Exercise ::
Below are some records. Say how many of their lines include the string "text", giving only the number.

Provided records ::

** Start **

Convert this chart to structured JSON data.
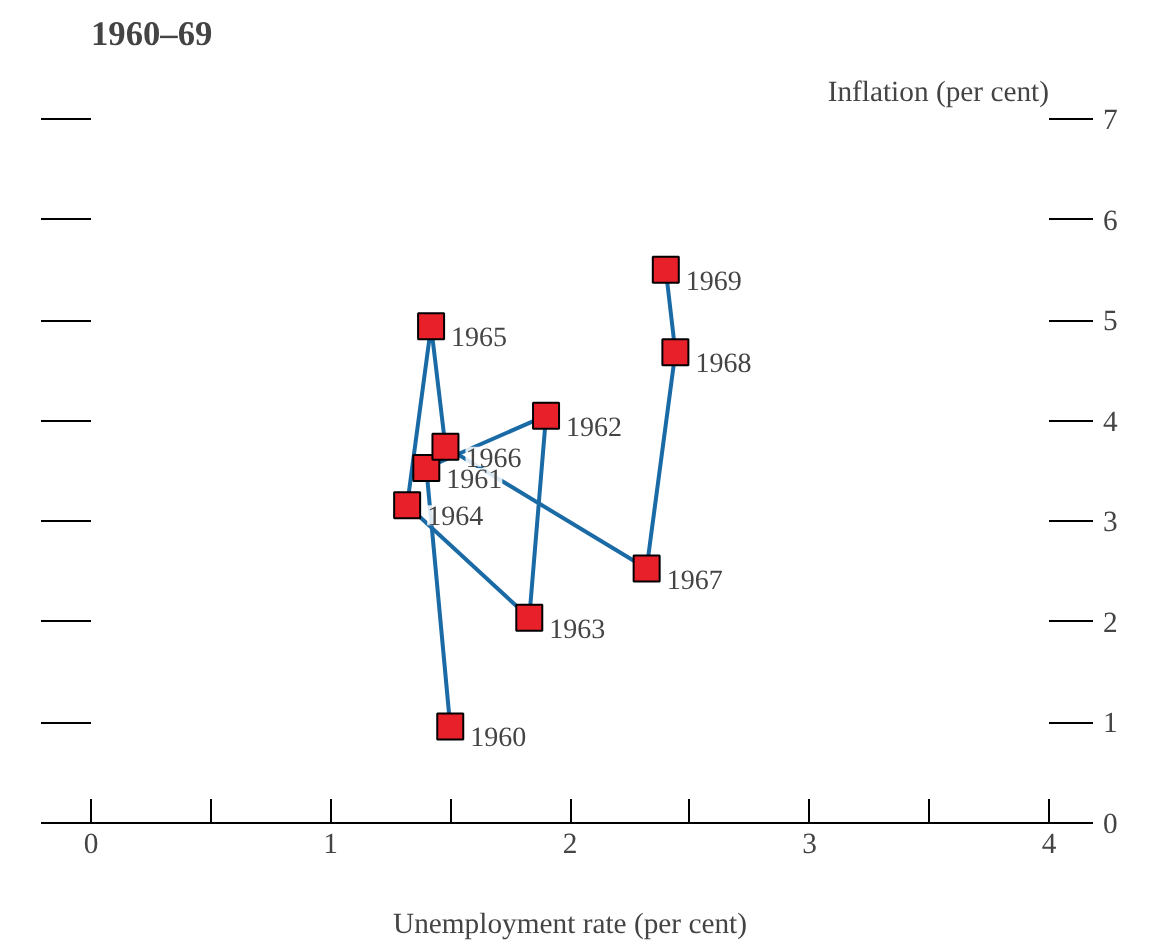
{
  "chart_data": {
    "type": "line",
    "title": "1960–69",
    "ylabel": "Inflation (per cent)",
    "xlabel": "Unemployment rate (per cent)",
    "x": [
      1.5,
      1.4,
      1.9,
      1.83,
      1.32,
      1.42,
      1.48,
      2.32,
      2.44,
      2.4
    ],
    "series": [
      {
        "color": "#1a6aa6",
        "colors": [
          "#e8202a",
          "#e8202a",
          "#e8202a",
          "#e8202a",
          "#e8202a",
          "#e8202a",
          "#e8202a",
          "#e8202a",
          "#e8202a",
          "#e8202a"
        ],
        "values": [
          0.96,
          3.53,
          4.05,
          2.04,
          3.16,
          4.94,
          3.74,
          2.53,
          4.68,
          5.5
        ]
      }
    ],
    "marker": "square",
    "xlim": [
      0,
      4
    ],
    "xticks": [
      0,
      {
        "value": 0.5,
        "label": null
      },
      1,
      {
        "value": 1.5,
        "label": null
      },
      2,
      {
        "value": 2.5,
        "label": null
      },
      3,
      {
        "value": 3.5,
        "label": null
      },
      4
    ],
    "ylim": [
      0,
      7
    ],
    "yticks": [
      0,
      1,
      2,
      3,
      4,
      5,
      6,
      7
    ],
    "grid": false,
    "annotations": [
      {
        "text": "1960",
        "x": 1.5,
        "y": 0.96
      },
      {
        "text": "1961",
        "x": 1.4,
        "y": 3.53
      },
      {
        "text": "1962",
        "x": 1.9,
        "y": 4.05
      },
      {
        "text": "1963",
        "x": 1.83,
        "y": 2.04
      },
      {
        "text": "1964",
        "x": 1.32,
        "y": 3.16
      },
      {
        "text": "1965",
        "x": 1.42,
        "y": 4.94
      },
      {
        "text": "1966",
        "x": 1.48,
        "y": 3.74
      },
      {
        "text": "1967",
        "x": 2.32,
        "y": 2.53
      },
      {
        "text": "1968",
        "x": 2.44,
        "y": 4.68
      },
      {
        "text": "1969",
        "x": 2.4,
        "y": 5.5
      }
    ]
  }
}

** End **

The reply ::
10